__WRITTEN TASK__:
Scan the data. Collect each line that contains the word "постановки".

__EXTRACTED INFORMATION__:

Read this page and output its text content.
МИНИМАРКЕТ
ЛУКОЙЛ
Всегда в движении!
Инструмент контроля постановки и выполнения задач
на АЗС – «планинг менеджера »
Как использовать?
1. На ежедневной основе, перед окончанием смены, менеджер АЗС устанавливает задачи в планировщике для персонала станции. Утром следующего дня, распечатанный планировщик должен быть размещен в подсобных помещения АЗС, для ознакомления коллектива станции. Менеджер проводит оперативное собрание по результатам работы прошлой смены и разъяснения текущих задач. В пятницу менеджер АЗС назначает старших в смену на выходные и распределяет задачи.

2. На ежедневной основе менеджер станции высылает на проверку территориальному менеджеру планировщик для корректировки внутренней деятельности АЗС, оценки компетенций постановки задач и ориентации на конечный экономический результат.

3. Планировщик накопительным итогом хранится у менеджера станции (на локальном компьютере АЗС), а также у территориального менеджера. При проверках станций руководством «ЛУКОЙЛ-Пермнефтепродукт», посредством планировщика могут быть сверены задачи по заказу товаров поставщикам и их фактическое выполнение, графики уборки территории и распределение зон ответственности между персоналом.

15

__SOLUTION TO THIS PROBLEM__:
Инструмент контроля постановки и выполнения задач
2. На ежедневной основе менеджер станции высылает на проверку территориальному менеджеру планировщик для корректировки внутренней деятельности АЗС, оценки компетенций постановки задач и ориентации на конечный экономический результат.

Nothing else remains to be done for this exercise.